[Excerpted text]
>> Begin
Monday, 26 March 2007

Ladies of the Wick - We Salute You!

The WAG's (damn I hate that acronym) of cricketers are notoriously long suffering. The term 'Cricket Widows' is apt indeed. The game is long and all consuming for players' partners

And so it is that we salute our ladies of the Wick. We realise and genuinely appreciate all you have to put up with so we can play the game we love and then stumble in drunk every saturday night from April to September...

But please remember just because we take you out to dinner, buy you flowers, offer to look after the kids a bit more often, or are just generally extra-nice without apparent reason doesn't mean we are trying to score points, so we can spend more time playing cricket.....

honest...

Friday, 23 March 2007

RIP Cricket

It's been busy down at the rumour mill this week. There has been more than the seasonal amount of hot air in the sails, and everyone has been working extra hours. It was hoped that it was just a contingency plan, but every cricketing nightmare became reality last night as it was announced that Bob Woolmer, the Pakistan coach had indeed been murdered.

There seems to be two obvious scenarios at this juncture.

The first and the one that everyone is quietly praying for, is an outraged 'fan' was so distraught at Pakistan's loss to Ireland that they have done the unthinkable . This raises many question about why the game has attracted this kind of fantacism.

The finger seems to be firmly pointed at the media and the sponsorship of the game which is pushed on us almost to the point forceful aggression. Players become corporate and then in turn, public property.

We have already seen the attack on Mahendra Singh Dhoni's house this week. The feeling of intrinsic belonging that the fan is developing has warped the keen watcher into the dangerous fanatic. And the media? Well they just all went along for the ride.

If this were the case, the cricketing fraternity could turn a blind eye, claim it was a string of isolated incidents, and walk on by. Tragic but not immediately damaging to a game that many hold sacrosanct.

The second touted reason, and the one emerging from the most calloused hands of those driving the rumour mill is altogether more sinister and reaches far back into the sinews of cricketing history. It is a shadow on the shoulder of cricket that has been a constant blot on the horizon.

There have been reports of games being fixed reaching back to the dawn of the game, and ever since, it has risen and subsequently faded away, only to rear it's monstrous head with frightening frequency. Time after time it has been dismissed with the blinkered hope that it had finally been eliminated. The truth was known. It was always easier to ignore than combat though.

And so it has come to this. A potentially apocalyptic watershed moment in cricketing history. A man much loved and respected within the game has been murdered. The hands at the mill are working fast and there are numerous match fixing conspiracy theories.

But consider this. If Bob Woolmer, who many saw as uncorruptable, (and if that was ever found to be untrue, my faith in cricketers would be well and truly destroyed), stood between a bookie and his ability to affect the outcome of a game of cricket, and has subsequently been killed then this truly is the end of the level playing field. Which player in their right mind would compromise the safety of themselves or their family for a game. If this is the case (and i say this as I hold a bag for the produce of the rumour mill, firmly in my hands) then our beloved game will be brought to it's knees.

"If ain't broke....."
>> End
[Extracted records]
>> Begin
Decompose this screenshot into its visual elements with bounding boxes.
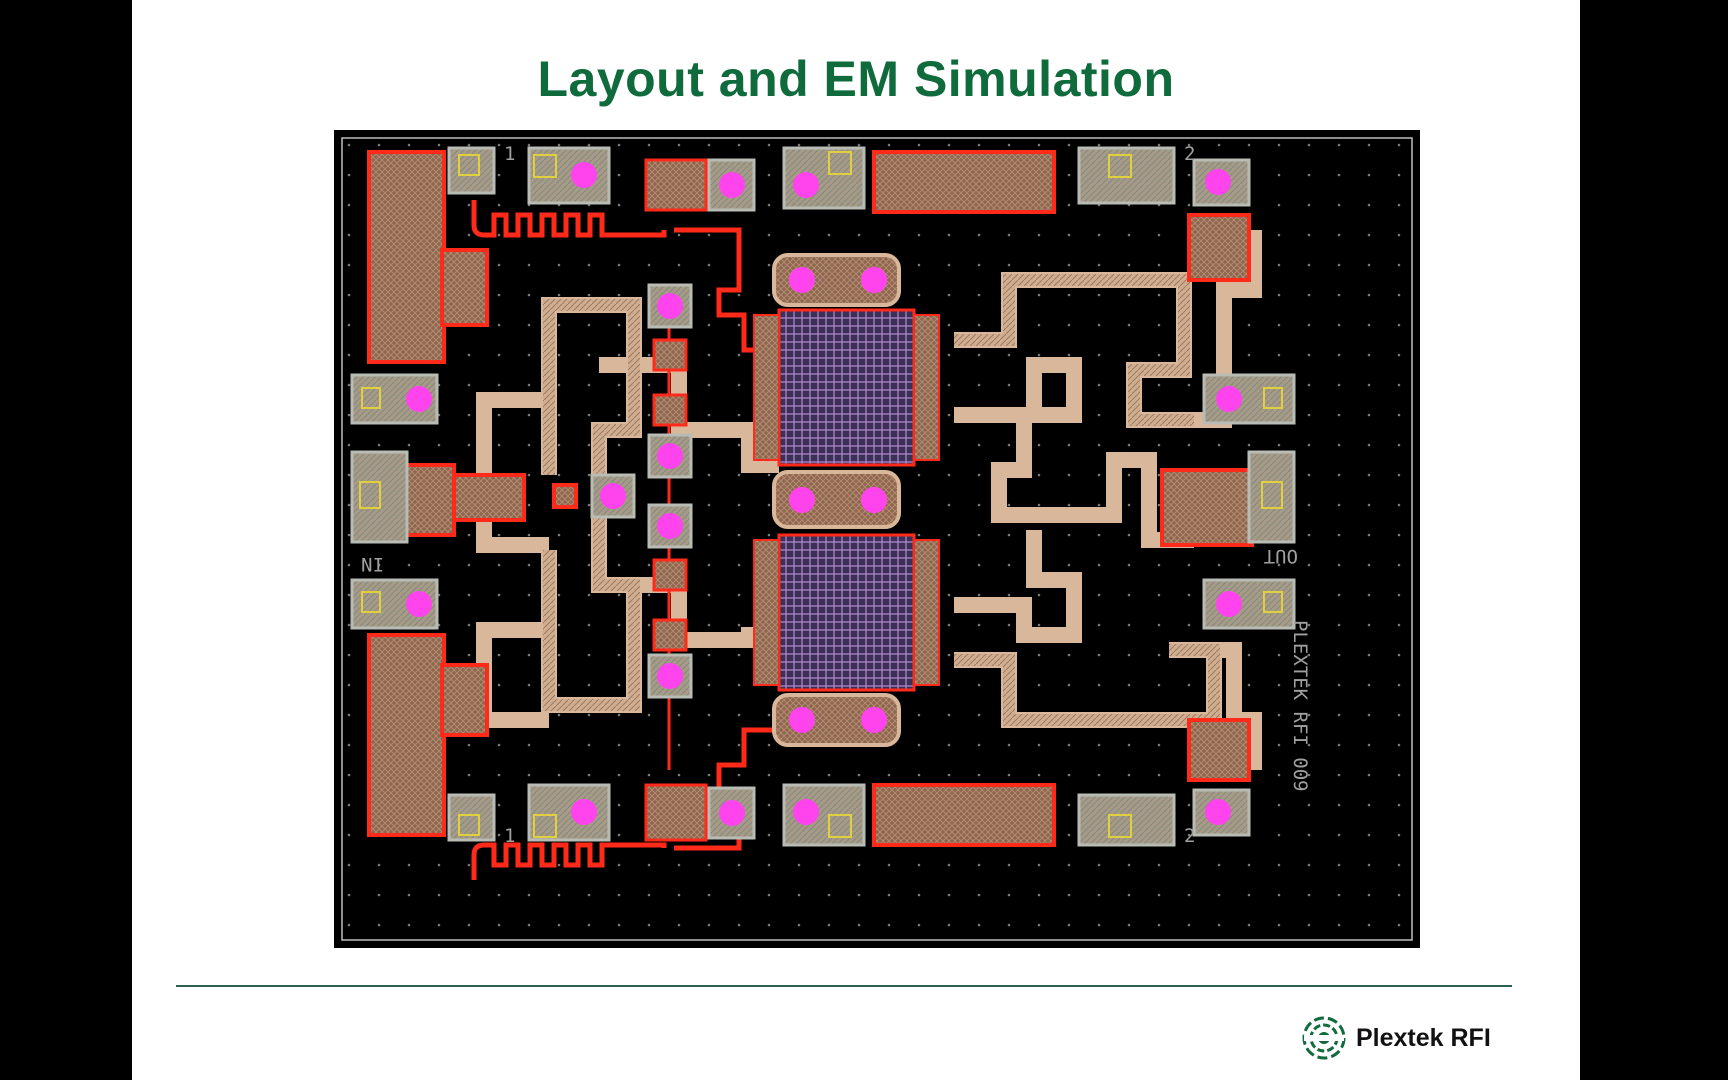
>> End
>> Begin
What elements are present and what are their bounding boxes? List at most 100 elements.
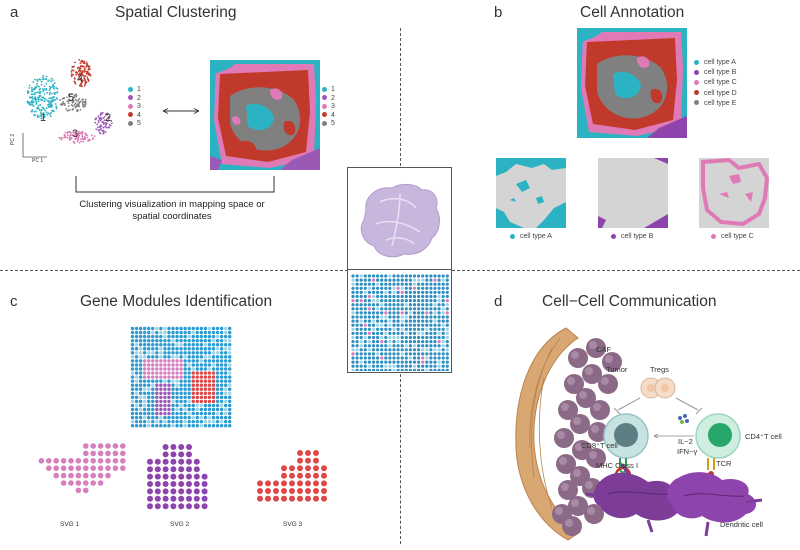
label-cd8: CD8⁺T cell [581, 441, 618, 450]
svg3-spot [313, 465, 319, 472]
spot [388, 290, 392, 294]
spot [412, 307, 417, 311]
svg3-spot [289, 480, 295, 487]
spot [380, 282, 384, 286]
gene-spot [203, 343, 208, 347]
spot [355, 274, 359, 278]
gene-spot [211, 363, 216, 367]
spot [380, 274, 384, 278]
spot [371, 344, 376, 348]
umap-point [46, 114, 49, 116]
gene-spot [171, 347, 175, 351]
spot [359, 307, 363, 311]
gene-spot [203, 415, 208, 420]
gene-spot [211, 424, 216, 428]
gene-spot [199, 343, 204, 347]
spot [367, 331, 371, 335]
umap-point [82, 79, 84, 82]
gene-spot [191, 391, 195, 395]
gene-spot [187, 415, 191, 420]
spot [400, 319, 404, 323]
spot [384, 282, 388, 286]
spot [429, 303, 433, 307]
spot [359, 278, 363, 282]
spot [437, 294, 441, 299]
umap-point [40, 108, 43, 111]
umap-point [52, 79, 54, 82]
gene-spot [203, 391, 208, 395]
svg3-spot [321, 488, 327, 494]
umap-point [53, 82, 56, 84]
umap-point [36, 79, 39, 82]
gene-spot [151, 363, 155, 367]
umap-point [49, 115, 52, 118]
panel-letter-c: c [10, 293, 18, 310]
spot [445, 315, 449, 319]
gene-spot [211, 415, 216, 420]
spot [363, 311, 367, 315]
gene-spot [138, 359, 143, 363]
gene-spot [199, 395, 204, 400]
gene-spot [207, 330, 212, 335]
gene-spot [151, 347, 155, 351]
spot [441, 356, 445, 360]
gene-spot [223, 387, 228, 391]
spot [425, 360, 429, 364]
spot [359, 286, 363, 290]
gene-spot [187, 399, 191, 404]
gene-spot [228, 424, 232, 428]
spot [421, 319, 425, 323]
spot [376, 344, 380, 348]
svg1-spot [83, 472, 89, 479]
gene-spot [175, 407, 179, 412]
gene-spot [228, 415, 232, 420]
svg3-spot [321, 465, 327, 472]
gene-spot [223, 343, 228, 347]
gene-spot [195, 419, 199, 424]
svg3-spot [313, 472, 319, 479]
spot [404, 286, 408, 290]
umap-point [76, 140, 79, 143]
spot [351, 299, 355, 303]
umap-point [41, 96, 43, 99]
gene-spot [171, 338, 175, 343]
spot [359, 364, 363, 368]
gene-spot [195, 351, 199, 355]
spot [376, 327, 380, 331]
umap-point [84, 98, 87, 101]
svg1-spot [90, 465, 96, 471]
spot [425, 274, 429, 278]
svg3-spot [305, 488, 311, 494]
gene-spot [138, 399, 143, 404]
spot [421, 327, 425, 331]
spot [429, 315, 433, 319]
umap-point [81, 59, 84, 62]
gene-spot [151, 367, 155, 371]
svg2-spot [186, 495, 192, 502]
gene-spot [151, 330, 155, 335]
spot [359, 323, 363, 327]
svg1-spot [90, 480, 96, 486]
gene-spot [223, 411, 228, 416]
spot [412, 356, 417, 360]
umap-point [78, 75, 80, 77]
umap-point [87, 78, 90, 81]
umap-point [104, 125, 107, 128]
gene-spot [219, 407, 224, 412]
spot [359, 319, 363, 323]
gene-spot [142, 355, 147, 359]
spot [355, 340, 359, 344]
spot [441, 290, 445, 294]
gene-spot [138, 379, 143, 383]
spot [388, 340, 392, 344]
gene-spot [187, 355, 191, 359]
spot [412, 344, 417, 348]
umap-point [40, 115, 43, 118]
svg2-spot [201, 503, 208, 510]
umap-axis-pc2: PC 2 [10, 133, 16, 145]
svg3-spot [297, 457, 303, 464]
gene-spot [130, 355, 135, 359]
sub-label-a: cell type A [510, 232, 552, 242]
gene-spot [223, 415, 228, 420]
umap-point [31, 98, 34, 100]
>> End
[Task list]
• a. According to the cricket blog posts, who was announced as murdered, and what was his role?
• b. Translate this sentence from the cricket blog posts into Spanish: "Players become corporate and then in turn, public property."
• c. Write the next few sentences of the cricket blog posts, picking up right after their final line.

[Responses for each task]
• a. Bob Woolmer, the Pakistan coach.

• b. Los jugadores se vuelven corporativos y luego, a su vez, propiedad pública.

• c.
Well i'm afraid this time it is broken and it needs fixing

Thursday, 22 March 2007

Choked on cricket

Firstly I was genuinely saddened by Bob Woolmers death. As one commentator said he was the 'Real Mr Cricket'. To take on the role as Pakistan coach was brave, but to work within an administration that is so shambolic and take the team forwards was a phenominal achievement; but I also think he would be the first to realise that he hadn't got everything correct. He also came across as what is traditionally known as a 'Bloody nice bloke'.

Anyway...

As we all wait for the dust and media speculation over his death to settle, it has started to become akin to an Agatha Christie novel. I am just waiting for the press to announce that some little old biddy with NHS specs and a blue rinse has taken over the investigation.If there is indeed 'foul play' involved it really is a job for Miss Marple or Poirot.

You can picture the scene. Miss Marple, the classic English spinstress is out in the West Indies holidaying in the Carribean for the Cricket World cup with her nephew Montague. They are staying in the same hotel as the Pakistan team and get to know Mr Woolmer very well over afternoon Tea one day.

It then transpires they are staying in the room next to the Pakistan Coach. In the room on the other side is curious Frenchman named Monsieur Hercule Poirot - who is in the Carribean because his flight was diverted from New York on it's way to Paris. He is only in the hotel for one night.

The morning after the Pakistan v Ireland game they hear the maid scream and both rush in to see what is wrong. They are of course first on the scene. There is blood and vomit around Mr Woolmer. His death is 'Suspicious'.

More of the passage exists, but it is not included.